Copy each line of the listing below exactly.

**Stored rows**
---

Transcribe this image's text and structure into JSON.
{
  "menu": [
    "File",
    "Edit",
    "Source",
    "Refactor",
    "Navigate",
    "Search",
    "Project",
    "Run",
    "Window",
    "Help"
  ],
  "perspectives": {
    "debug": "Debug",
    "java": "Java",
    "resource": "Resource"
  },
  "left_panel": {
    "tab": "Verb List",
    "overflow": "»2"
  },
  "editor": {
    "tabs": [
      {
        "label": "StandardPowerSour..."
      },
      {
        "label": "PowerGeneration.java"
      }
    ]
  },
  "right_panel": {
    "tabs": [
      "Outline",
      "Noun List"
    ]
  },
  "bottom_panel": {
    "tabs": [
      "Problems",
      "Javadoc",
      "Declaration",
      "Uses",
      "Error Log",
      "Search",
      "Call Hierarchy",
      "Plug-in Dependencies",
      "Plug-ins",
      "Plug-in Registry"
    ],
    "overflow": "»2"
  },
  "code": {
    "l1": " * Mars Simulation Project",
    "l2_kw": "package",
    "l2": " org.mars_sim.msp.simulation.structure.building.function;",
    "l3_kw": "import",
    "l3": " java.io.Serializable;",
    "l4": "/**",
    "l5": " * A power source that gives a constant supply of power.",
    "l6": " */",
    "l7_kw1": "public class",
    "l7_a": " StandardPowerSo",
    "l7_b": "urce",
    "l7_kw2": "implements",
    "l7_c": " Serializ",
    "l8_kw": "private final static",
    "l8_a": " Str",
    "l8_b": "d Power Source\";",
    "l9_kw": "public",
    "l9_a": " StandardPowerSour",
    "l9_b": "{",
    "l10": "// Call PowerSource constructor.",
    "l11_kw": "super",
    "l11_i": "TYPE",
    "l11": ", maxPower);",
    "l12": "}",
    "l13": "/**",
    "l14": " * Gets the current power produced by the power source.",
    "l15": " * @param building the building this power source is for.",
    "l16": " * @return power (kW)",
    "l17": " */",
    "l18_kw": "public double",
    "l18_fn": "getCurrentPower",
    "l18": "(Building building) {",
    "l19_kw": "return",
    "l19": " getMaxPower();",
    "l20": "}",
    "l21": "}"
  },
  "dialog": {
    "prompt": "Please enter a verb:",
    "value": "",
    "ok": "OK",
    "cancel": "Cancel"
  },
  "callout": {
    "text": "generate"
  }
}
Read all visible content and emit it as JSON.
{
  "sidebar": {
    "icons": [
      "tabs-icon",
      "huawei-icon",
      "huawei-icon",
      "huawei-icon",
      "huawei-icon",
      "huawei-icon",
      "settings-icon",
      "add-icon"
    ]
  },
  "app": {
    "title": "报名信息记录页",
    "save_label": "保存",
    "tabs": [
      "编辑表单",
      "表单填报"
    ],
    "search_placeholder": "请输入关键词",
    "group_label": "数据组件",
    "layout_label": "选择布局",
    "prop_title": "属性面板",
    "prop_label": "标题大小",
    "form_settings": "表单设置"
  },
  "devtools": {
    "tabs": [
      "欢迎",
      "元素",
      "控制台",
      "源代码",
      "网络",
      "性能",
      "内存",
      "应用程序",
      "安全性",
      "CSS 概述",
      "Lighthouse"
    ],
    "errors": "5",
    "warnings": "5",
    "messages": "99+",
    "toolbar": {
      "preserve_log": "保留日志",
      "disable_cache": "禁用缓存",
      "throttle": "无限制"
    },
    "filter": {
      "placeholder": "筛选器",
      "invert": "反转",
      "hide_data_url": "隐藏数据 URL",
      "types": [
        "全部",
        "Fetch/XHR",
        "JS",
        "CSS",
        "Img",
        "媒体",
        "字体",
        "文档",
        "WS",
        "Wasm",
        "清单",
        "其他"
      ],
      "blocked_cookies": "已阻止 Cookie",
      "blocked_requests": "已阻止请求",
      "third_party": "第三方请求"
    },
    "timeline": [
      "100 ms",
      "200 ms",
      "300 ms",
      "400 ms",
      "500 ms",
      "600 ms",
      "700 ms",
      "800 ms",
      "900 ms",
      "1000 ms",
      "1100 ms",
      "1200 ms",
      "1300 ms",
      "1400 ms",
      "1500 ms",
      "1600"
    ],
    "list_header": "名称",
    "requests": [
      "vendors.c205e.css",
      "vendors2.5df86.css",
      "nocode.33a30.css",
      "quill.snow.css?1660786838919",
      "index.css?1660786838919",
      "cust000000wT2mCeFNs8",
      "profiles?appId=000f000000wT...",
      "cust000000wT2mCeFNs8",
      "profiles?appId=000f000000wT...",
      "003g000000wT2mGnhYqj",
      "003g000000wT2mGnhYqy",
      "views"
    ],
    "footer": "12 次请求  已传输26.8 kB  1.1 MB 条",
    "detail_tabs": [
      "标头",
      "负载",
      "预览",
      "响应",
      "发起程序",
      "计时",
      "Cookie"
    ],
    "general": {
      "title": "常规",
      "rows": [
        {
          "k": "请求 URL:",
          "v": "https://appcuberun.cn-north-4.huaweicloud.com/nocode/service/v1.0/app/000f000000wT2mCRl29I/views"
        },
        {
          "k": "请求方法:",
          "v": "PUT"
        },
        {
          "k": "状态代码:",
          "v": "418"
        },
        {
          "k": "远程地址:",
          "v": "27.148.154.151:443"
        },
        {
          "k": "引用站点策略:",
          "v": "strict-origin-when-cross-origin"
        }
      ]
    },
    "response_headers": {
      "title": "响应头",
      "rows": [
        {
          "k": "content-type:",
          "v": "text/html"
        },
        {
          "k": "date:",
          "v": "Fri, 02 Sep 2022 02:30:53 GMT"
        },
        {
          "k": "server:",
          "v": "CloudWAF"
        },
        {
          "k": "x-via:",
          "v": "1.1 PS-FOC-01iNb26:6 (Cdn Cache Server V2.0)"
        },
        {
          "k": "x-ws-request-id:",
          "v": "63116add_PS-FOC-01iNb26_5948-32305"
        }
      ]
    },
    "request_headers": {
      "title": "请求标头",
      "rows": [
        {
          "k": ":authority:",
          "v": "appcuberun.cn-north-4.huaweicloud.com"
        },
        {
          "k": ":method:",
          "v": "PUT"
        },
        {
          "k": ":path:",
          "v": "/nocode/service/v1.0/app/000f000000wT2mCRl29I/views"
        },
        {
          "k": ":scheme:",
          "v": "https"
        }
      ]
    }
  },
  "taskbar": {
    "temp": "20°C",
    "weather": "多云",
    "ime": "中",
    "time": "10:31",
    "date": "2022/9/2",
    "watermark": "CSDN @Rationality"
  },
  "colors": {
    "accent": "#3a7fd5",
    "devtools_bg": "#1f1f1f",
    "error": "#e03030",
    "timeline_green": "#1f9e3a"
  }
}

---

**Written response**
Transcribe this image's text and structure into JSON.
{
  "menu": [
    "File",
    "Edit",
    "Source",
    "Refactor",
    "Navigate",
    "Search",
    "Project",
    "Run",
    "Window",
    "Help"
  ],
  "perspectives": {
    "debug": "Debug",
    "java": "Java",
    "resource": "Resource"
  },
  "left_panel": {
    "tab": "Verb List",
    "overflow": "»2"
  },
  "editor": {
    "tabs": [
      {
        "label": "StandardPowerSour..."
      },
      {
        "label": "PowerGeneration.java"
      }
    ]
  },
  "right_panel": {
    "tabs": [
      "Outline",
      "Noun List"
    ]
  },
  "bottom_panel": {
    "tabs": [
      "Problems",
      "Javadoc",
      "Declaration",
      "Uses",
      "Error Log",
      "Search",
      "Call Hierarchy",
      "Plug-in Dependencies",
      "Plug-ins",
      "Plug-in Registry"
    ],
    "overflow": "»2"
  },
  "code": {
    "l1": " * Mars Simulation Project",
    "l2_kw": "package",
    "l2": " org.mars_sim.msp.simulation.structure.building.function;",
    "l3_kw": "import",
    "l3": " java.io.Serializable;",
    "l4": "/**",
    "l5": " * A power source that gives a constant supply of power.",
    "l6": " */",
    "l7_kw1": "public class",
    "l7_a": " StandardPowerSo",
    "l7_b": "urce",
    "l7_kw2": "implements",
    "l7_c": " Serializ",
    "l8_kw": "private final static",
    "l8_a": " Str",
    "l8_b": "d Power Source\";",
    "l9_kw": "public",
    "l9_a": " StandardPowerSour",
    "l9_b": "{",
    "l10": "// Call PowerSource constructor.",
    "l11_kw": "super",
    "l11_i": "TYPE",
    "l11": ", maxPower);",
    "l12": "}",
    "l13": "/**",
    "l14": " * Gets the current power produced by the power source.",
    "l15": " * @param building the building this power source is for.",
    "l16": " * @return power (kW)",
    "l17": " */",
    "l18_kw": "public double",
    "l18_fn": "getCurrentPower",
    "l18": "(Building building) {",
    "l19_kw": "return",
    "l19": " getMaxPower();",
    "l20": "}",
    "l21": "}"
  },
  "dialog": {
    "prompt": "Please enter a verb:",
    "value": "",
    "ok": "OK",
    "cancel": "Cancel"
  },
  "callout": {
    "text": "generate"
  }
}
Read all visible content and emit it as JSON.
{
  "sidebar": {
    "icons": [
      "tabs-icon",
      "huawei-icon",
      "huawei-icon",
      "huawei-icon",
      "huawei-icon",
      "huawei-icon",
      "settings-icon",
      "add-icon"
    ]
  },
  "app": {
    "title": "报名信息记录页",
    "save_label": "保存",
    "tabs": [
      "编辑表单",
      "表单填报"
    ],
    "search_placeholder": "请输入关键词",
    "group_label": "数据组件",
    "layout_label": "选择布局",
    "prop_title": "属性面板",
    "prop_label": "标题大小",
    "form_settings": "表单设置"
  },
  "devtools": {
    "tabs": [
      "欢迎",
      "元素",
      "控制台",
      "源代码",
      "网络",
      "性能",
      "内存",
      "应用程序",
      "安全性",
      "CSS 概述",
      "Lighthouse"
    ],
    "errors": "5",
    "warnings": "5",
    "messages": "99+",
    "toolbar": {
      "preserve_log": "保留日志",
      "disable_cache": "禁用缓存",
      "throttle": "无限制"
    },
    "filter": {
      "placeholder": "筛选器",
      "invert": "反转",
      "hide_data_url": "隐藏数据 URL",
      "types": [
        "全部",
        "Fetch/XHR",
        "JS",
        "CSS",
        "Img",
        "媒体",
        "字体",
        "文档",
        "WS",
        "Wasm",
        "清单",
        "其他"
      ],
      "blocked_cookies": "已阻止 Cookie",
      "blocked_requests": "已阻止请求",
      "third_party": "第三方请求"
    },
    "timeline": [
      "100 ms",
      "200 ms",
      "300 ms",
      "400 ms",
      "500 ms",
      "600 ms",
      "700 ms",
      "800 ms",
      "900 ms",
      "1000 ms",
      "1100 ms",
      "1200 ms",
      "1300 ms",
      "1400 ms",
      "1500 ms",
      "1600"
    ],
    "list_header": "名称",
    "requests": [
      "vendors.c205e.css",
      "vendors2.5df86.css",
      "nocode.33a30.css",
      "quill.snow.css?1660786838919",
      "index.css?1660786838919",
      "cust000000wT2mCeFNs8",
      "profiles?appId=000f000000wT...",
      "cust000000wT2mCeFNs8",
      "profiles?appId=000f000000wT...",
      "003g000000wT2mGnhYqj",
      "003g000000wT2mGnhYqy",
      "views"
    ],
    "footer": "12 次请求  已传输26.8 kB  1.1 MB 条",
    "detail_tabs": [
      "标头",
      "负载",
      "预览",
      "响应",
      "发起程序",
      "计时",
      "Cookie"
    ],
    "general": {
      "title": "常规",
      "rows": [
        {
          "k": "请求 URL:",
          "v": "https://appcuberun.cn-north-4.huaweicloud.com/nocode/service/v1.0/app/000f000000wT2mCRl29I/views"
        },
        {
          "k": "请求方法:",
          "v": "PUT"
        },
        {
          "k": "状态代码:",
          "v": "418"
        },
        {
          "k": "远程地址:",
          "v": "27.148.154.151:443"
        },
        {
          "k": "引用站点策略:",
          "v": "strict-origin-when-cross-origin"
        }
      ]
    },
    "response_headers": {
      "title": "响应头",
      "rows": [
        {
          "k": "content-type:",
          "v": "text/html"
        },
        {
          "k": "date:",
          "v": "Fri, 02 Sep 2022 02:30:53 GMT"
        },
        {
          "k": "server:",
          "v": "CloudWAF"
        },
        {
          "k": "x-via:",
          "v": "1.1 PS-FOC-01iNb26:6 (Cdn Cache Server V2.0)"
        },
        {
          "k": "x-ws-request-id:",
          "v": "63116add_PS-FOC-01iNb26_5948-32305"
        }
      ]
    },
    "request_headers": {
      "title": "请求标头",
      "rows": [
        {
          "k": ":authority:",
          "v": "appcuberun.cn-north-4.huaweicloud.com"
        },
        {
          "k": ":method:",
          "v": "PUT"
        },
        {
          "k": ":path:",
          "v": "/nocode/service/v1.0/app/000f000000wT2mCRl29I/views"
        },
        {
          "k": ":scheme:",
          "v": "https"
        }
      ]
    }
  },
  "taskbar": {
    "temp": "20°C",
    "weather": "多云",
    "ime": "中",
    "time": "10:31",
    "date": "2022/9/2",
    "watermark": "CSDN @Rationality"
  },
  "colors": {
    "accent": "#3a7fd5",
    "devtools_bg": "#1f1f1f",
    "error": "#e03030",
    "timeline_green": "#1f9e3a"
  }
}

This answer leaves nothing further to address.